-- start of Data --
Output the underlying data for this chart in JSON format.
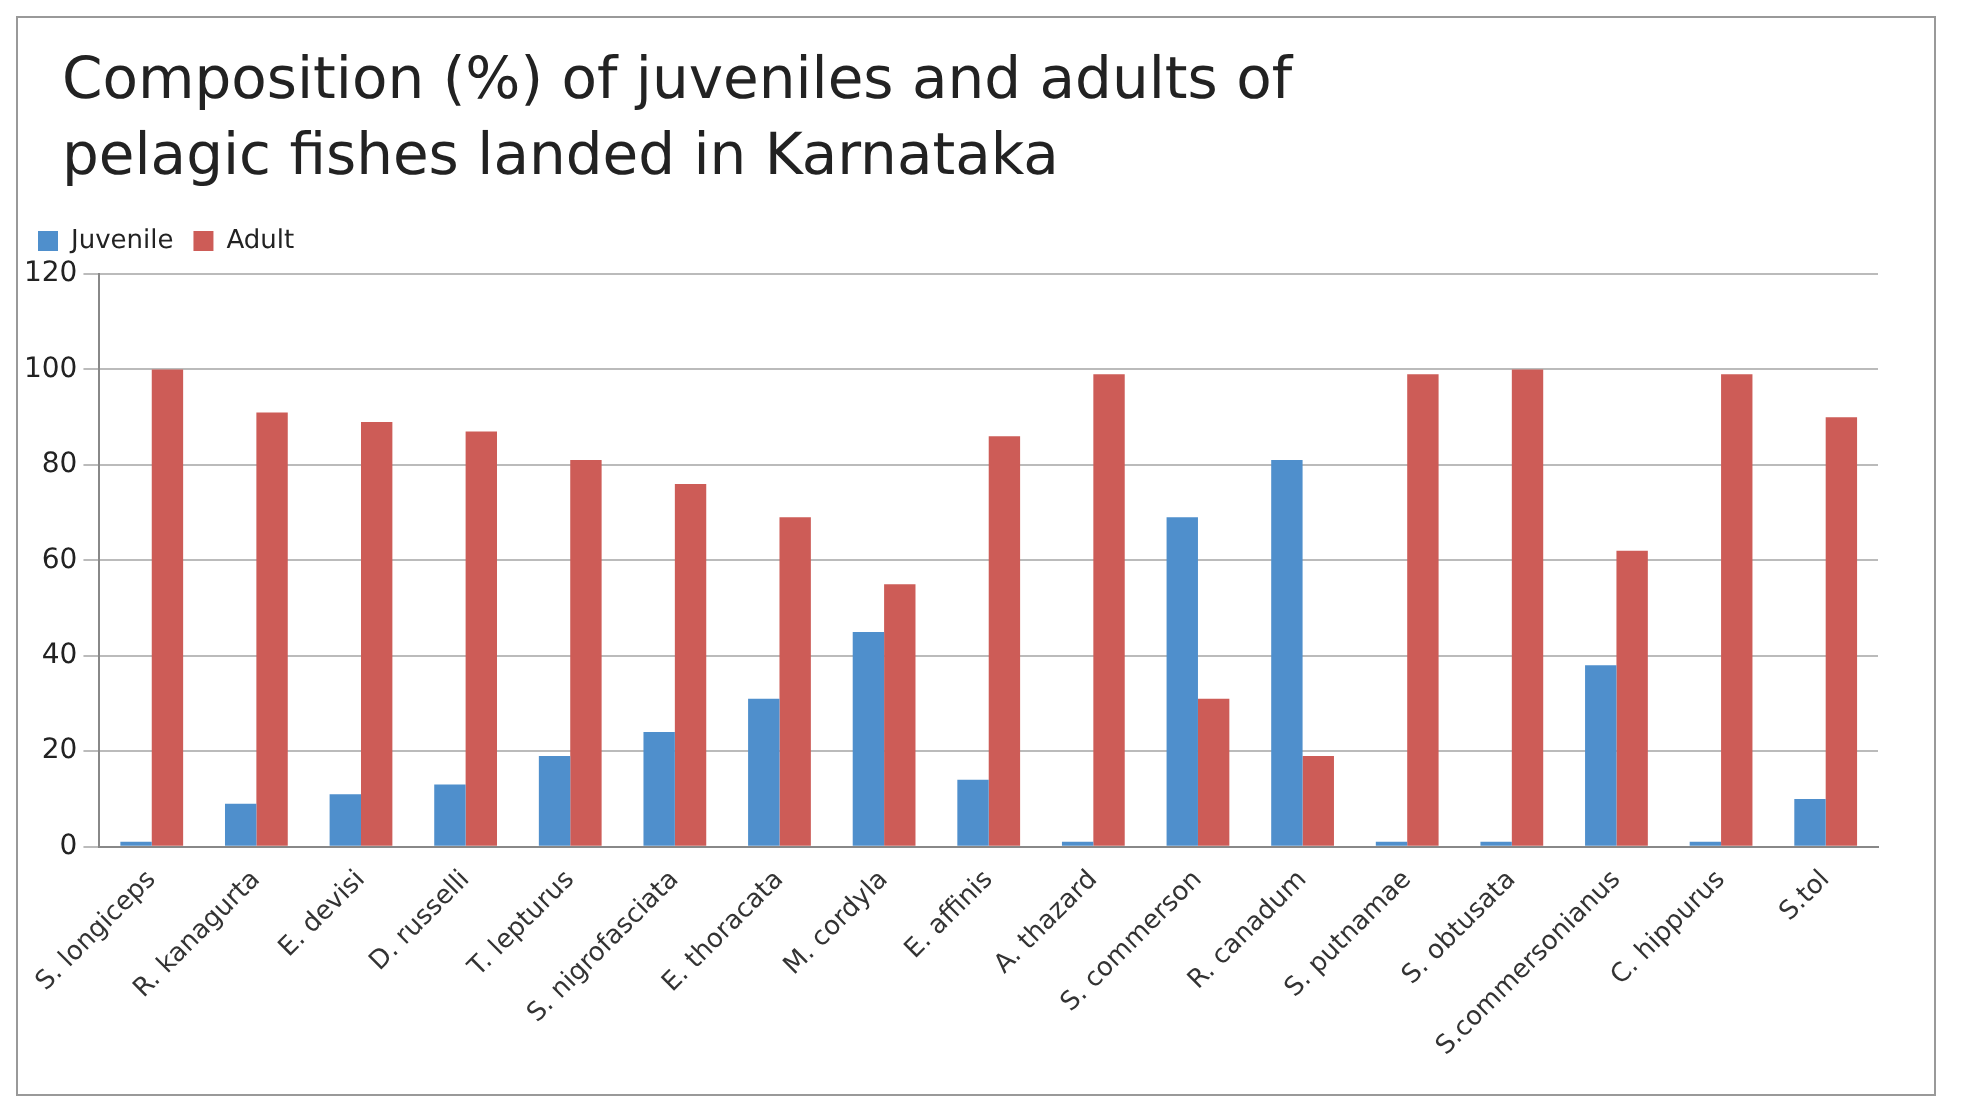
{
  "chart_data": {
    "type": "bar",
    "title": "Composition (%) of juveniles and adults of pelagic fishes landed in Karnataka",
    "categories": [
      "S. longiceps",
      "R. kanagurta",
      "E. devisi",
      "D. russelli",
      "T. lepturus",
      "S. nigrofasciata",
      "E. thoracata",
      "M. cordyla",
      "E. affinis",
      "A. thazard",
      "S. commerson",
      "R. canadum",
      "S. putnamae",
      "S. obtusata",
      "S.commersonianus",
      "C. hippurus",
      "S.tol"
    ],
    "series": [
      {
        "name": "Juvenile",
        "color": "#4f8fcc",
        "values": [
          1,
          9,
          11,
          13,
          19,
          24,
          31,
          45,
          14,
          1,
          69,
          81,
          1,
          1,
          38,
          1,
          10
        ]
      },
      {
        "name": "Adult",
        "color": "#cd5c57",
        "values": [
          100,
          91,
          89,
          87,
          81,
          76,
          69,
          55,
          86,
          99,
          31,
          19,
          99,
          100,
          62,
          99,
          90
        ]
      }
    ],
    "ylim": [
      0,
      120
    ],
    "yticks": [
      0,
      20,
      40,
      60,
      80,
      100,
      120
    ],
    "grid": "y",
    "legend": "top left"
  }
}
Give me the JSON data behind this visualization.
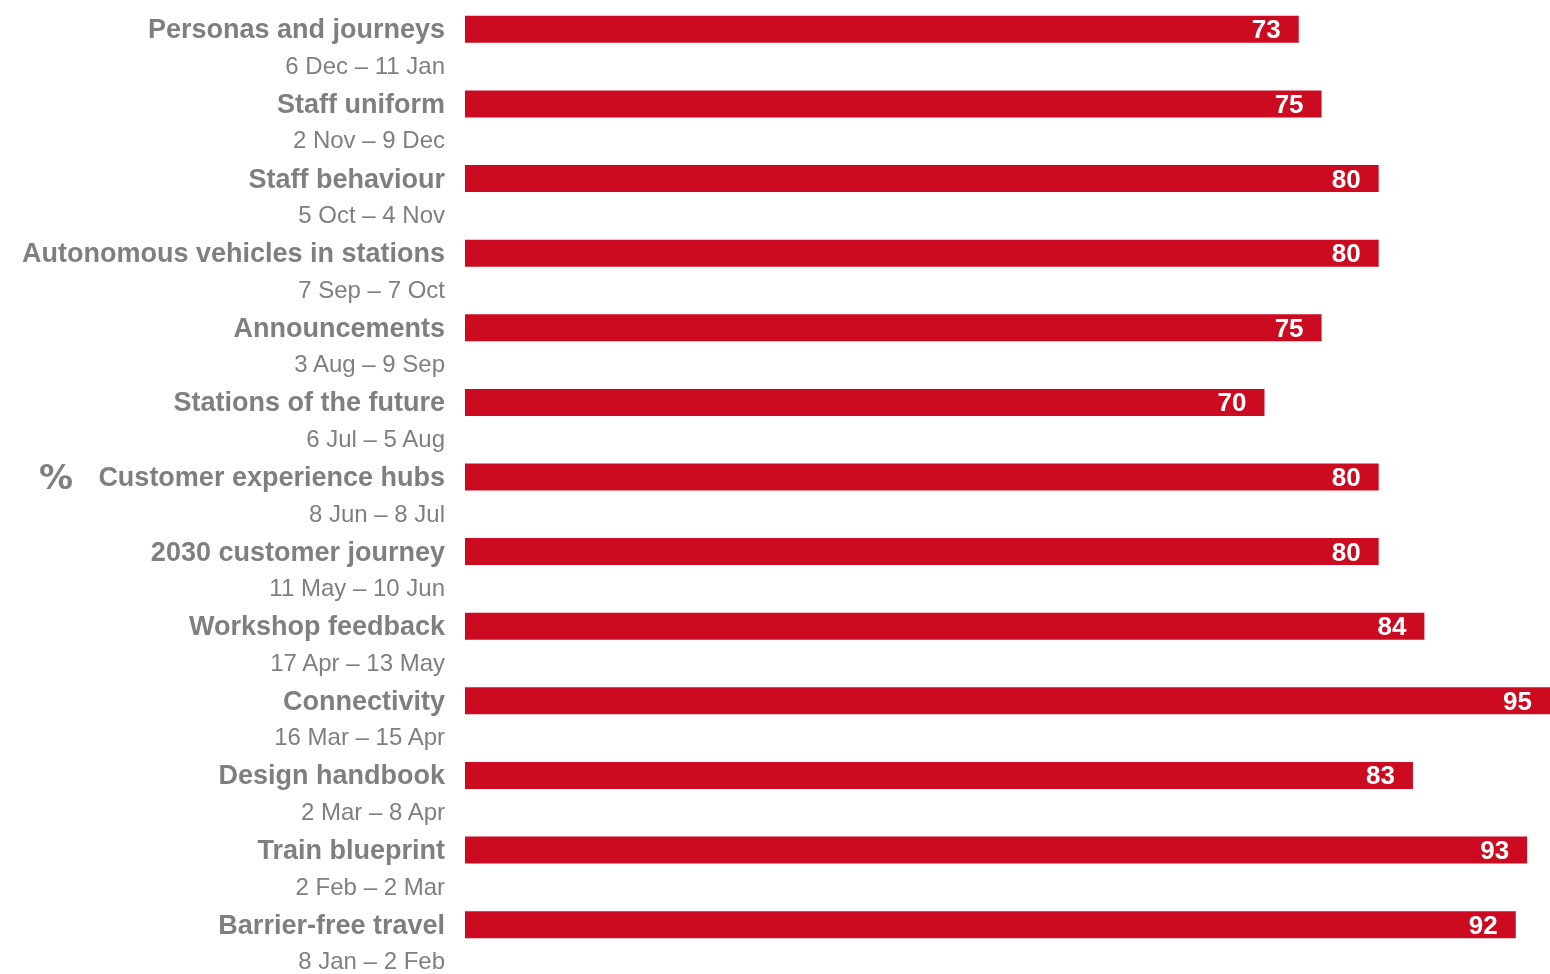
{
  "chart_data": {
    "type": "bar",
    "orientation": "horizontal",
    "ylabel": "%",
    "categories": [
      "Personas and journeys\n6 Dec – 11 Jan",
      "Staff uniform\n2 Nov – 9 Dec",
      "Staff behaviour\n5 Oct – 4 Nov",
      "Autonomous vehicles in stations\n7 Sep – 7 Oct",
      "Announcements\n3 Aug – 9 Sep",
      "Stations of the future\n6 Jul – 5 Aug",
      "Customer experience hubs\n8 Jun – 8 Jul",
      "2030 customer journey\n11 May – 10 Jun",
      "Workshop feedback\n17 Apr – 13 May",
      "Connectivity\n16 Mar – 15 Apr",
      "Design handbook\n2 Mar – 8 Apr",
      "Train blueprint\n2 Feb – 2 Mar",
      "Barrier-free travel\n8 Jan – 2 Feb"
    ],
    "values": [
      73,
      75,
      80,
      80,
      75,
      70,
      80,
      80,
      84,
      95,
      83,
      93,
      92
    ],
    "color": "#cc0a20",
    "xlim": [
      0,
      95
    ],
    "data_labels": true,
    "tick_labels": "y",
    "grid": false
  }
}
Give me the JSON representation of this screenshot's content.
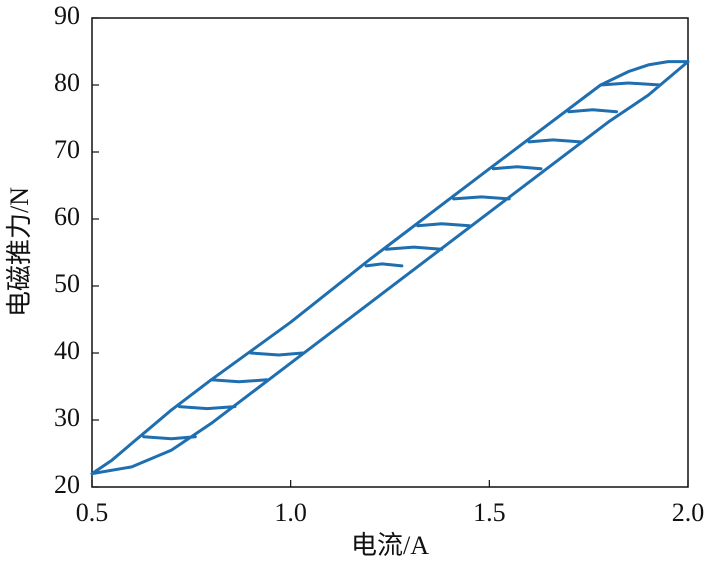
{
  "chart_data": {
    "type": "line",
    "x_label": "电流/A",
    "y_label": "电磁推力/N",
    "color": "#1f6fb0",
    "x": [
      0.5,
      0.6,
      0.7,
      0.8,
      1.0,
      1.2,
      1.5,
      1.8,
      1.9,
      2.0,
      1.95,
      1.9,
      1.85,
      1.78,
      1.5,
      1.2,
      1.0,
      0.8,
      0.7,
      0.65,
      0.6,
      0.55,
      0.5,
      null,
      1.93,
      1.85,
      1.78,
      null,
      1.82,
      1.76,
      1.7,
      null,
      1.73,
      1.66,
      1.6,
      null,
      1.63,
      1.57,
      1.51,
      null,
      1.55,
      1.48,
      1.41,
      null,
      1.45,
      1.38,
      1.32,
      null,
      1.38,
      1.31,
      1.24,
      null,
      1.28,
      1.23,
      1.19,
      null,
      0.63,
      0.7,
      0.76,
      null,
      0.72,
      0.79,
      0.86,
      null,
      0.8,
      0.87,
      0.94,
      null,
      0.9,
      0.97,
      1.03
    ],
    "values": [
      22,
      23,
      25.5,
      29.5,
      38.5,
      47.5,
      61,
      74.5,
      78.5,
      83.5,
      83.5,
      83,
      82,
      80,
      67.5,
      54,
      44.6,
      36,
      31.5,
      29,
      26.5,
      24,
      22,
      null,
      80,
      80.3,
      80,
      null,
      76,
      76.3,
      76,
      null,
      71.5,
      71.8,
      71.5,
      null,
      67.5,
      67.8,
      67.5,
      null,
      63,
      63.3,
      63,
      null,
      59,
      59.3,
      59,
      null,
      55.5,
      55.8,
      55.5,
      null,
      53,
      53.3,
      53,
      null,
      27.5,
      27.2,
      27.5,
      null,
      32,
      31.7,
      32,
      null,
      36,
      35.7,
      36,
      null,
      40,
      39.7,
      40
    ],
    "xlim": [
      0.5,
      2.0
    ],
    "xticks": [
      0.5,
      {
        "value": 1.0,
        "label": "1.0"
      },
      1.5,
      {
        "value": 2.0,
        "label": "2.0"
      }
    ],
    "ylim": [
      20,
      90
    ],
    "yticks": [
      20,
      30,
      40,
      50,
      60,
      70,
      80,
      90
    ],
    "grid": false
  }
}
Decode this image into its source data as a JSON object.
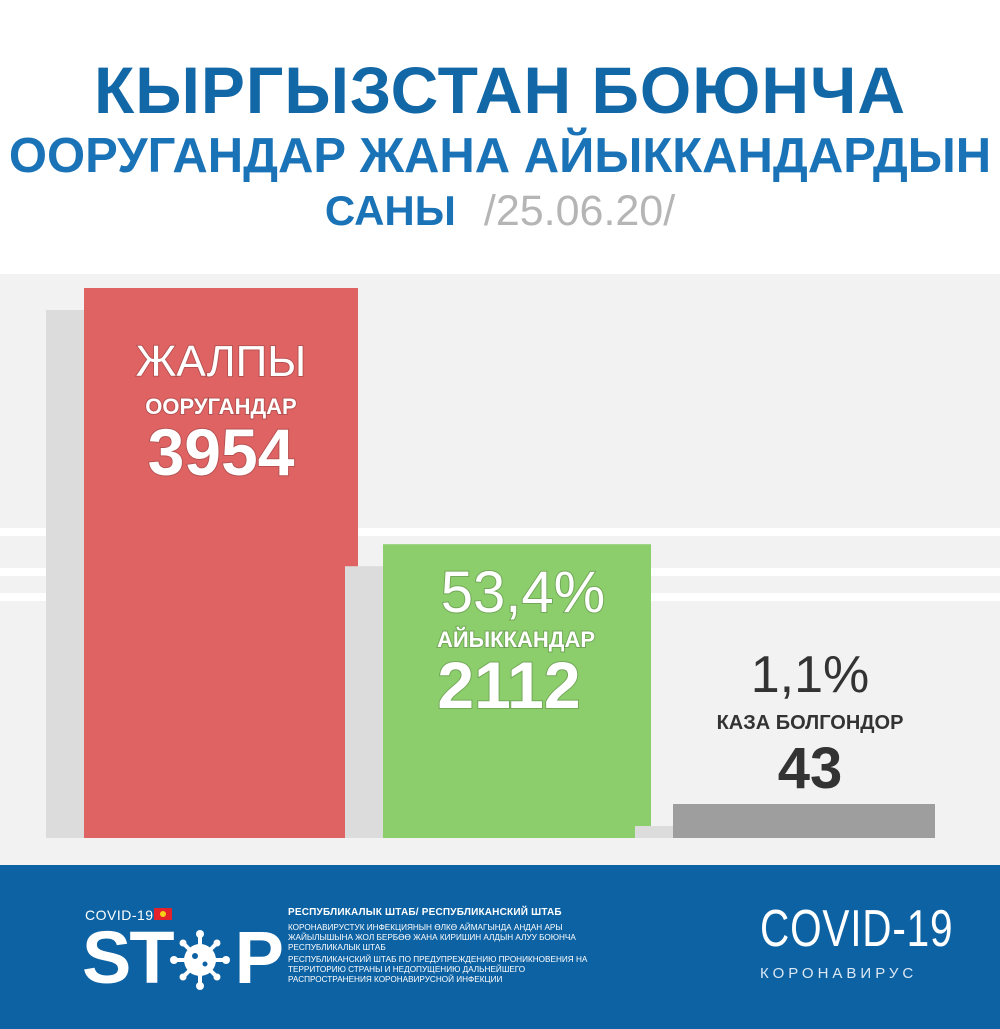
{
  "header": {
    "line1": "КЫРГЫЗСТАН БОЮНЧА",
    "line2": "ООРУГАНДАР ЖАНА АЙЫККАНДАРДЫН",
    "line3": "САНЫ",
    "date": "/25.06.20/"
  },
  "chart_data": {
    "type": "bar",
    "categories": [
      "ЖАЛПЫ ООРУГАНДАР",
      "АЙЫККАНДАР",
      "КАЗА БОЛГОНДОР"
    ],
    "values": [
      3954,
      2112,
      43
    ],
    "bars": [
      {
        "top_label": "ЖАЛПЫ",
        "label": "ООРУГАНДАР",
        "value": "3954",
        "percent": "",
        "color": "#e06363",
        "text_color": "#ffffff"
      },
      {
        "top_label": "",
        "label": "АЙЫККАНДАР",
        "value": "2112",
        "percent": "53,4%",
        "color": "#8ccd6c",
        "text_color": "#ffffff"
      },
      {
        "top_label": "",
        "label": "КАЗА БОЛГОНДОР",
        "value": "43",
        "percent": "1,1%",
        "color": "#9e9e9e",
        "text_color": "#333333"
      }
    ],
    "colors": {
      "background_panel": "#f2f2f2",
      "stripe": "#ffffff"
    }
  },
  "footer": {
    "covid_label": "COVID-19",
    "stop_text": "ST",
    "stop_text_end": "P",
    "hq_title": "РЕСПУБЛИКАЛЫК ШТАБ/ РЕСПУБЛИКАНСКИЙ ШТАБ",
    "hq_text_ky": "КОРОНАВИРУСТУК ИНФЕКЦИЯНЫН ӨЛКӨ АЙМАГЫНДА АНДАН АРЫ ЖАЙЫЛЫШЫНА ЖОЛ БЕРБӨӨ ЖАНА КИРИШИН АЛДЫН АЛУУ БОЮНЧА РЕСПУБЛИКАЛЫК ШТАБ",
    "hq_text_ru": "РЕСПУБЛИКАНСКИЙ ШТАБ ПО ПРЕДУПРЕЖДЕНИЮ ПРОНИКНОВЕНИЯ НА ТЕРРИТОРИЮ СТРАНЫ И НЕДОПУЩЕНИЮ ДАЛЬНЕЙШЕГО РАСПРОСТРАНЕНИЯ КОРОНАВИРУСНОЙ ИНФЕКЦИИ",
    "brand_name": "COVID-19",
    "brand_sub": "КОРОНАВИРУС",
    "bg_color": "#0d62a3"
  }
}
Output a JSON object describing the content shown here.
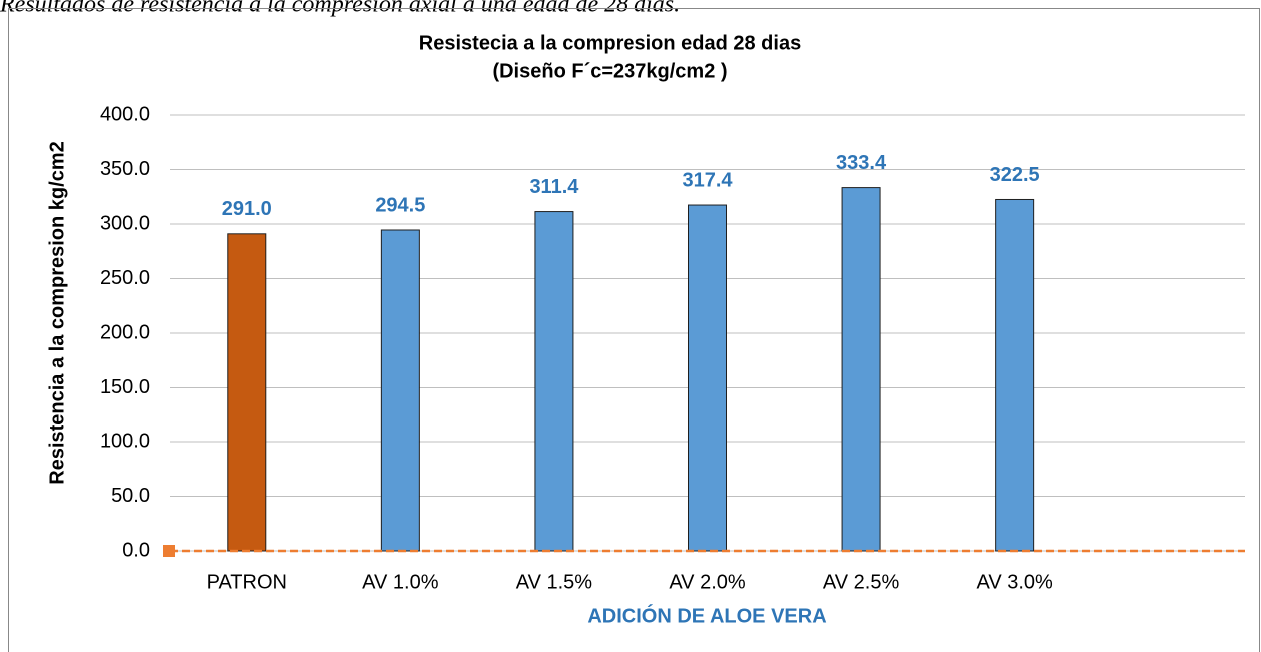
{
  "caption": "Resultados de resistencia a la compresión axial a una edad de 28 días.",
  "chart_data": {
    "type": "bar",
    "title": "Resistecia a la compresion edad 28 dias",
    "subtitle": "(Diseño F´c=237kg/cm2 )",
    "y_label": "Resistencia a la compresion kg/cm2",
    "x_label": "ADICIÓN  DE ALOE VERA",
    "categories": [
      "PATRON",
      "AV 1.0%",
      "AV 1.5%",
      "AV 2.0%",
      "AV 2.5%",
      "AV 3.0%",
      null
    ],
    "values": [
      291.0,
      294.5,
      311.4,
      317.4,
      333.4,
      322.5,
      null
    ],
    "value_labels": [
      "291.0",
      "294.5",
      "311.4",
      "317.4",
      "333.4",
      "322.5",
      null
    ],
    "colors": [
      "#c55a11",
      "#5b9bd5",
      "#5b9bd5",
      "#5b9bd5",
      "#5b9bd5",
      "#5b9bd5",
      null
    ],
    "label_color": "#2e75b6",
    "ylim": [
      0,
      400
    ],
    "yticks": [
      {
        "value": 0,
        "label": "0.0"
      },
      {
        "value": 50,
        "label": "50.0"
      },
      {
        "value": 100,
        "label": "100.0"
      },
      {
        "value": 150,
        "label": "150.0"
      },
      {
        "value": 200,
        "label": "200.0"
      },
      {
        "value": 250,
        "label": "250.0"
      },
      {
        "value": 300,
        "label": "300.0"
      },
      {
        "value": 350,
        "label": "350.0"
      },
      {
        "value": 400,
        "label": "400.0"
      }
    ],
    "grid": true
  }
}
-- end of Data --
#### [Request]
Gather each line that holds "COVID".

#### [The reply]
    "covid_label": "COVID-19",
    "brand_name": "COVID-19",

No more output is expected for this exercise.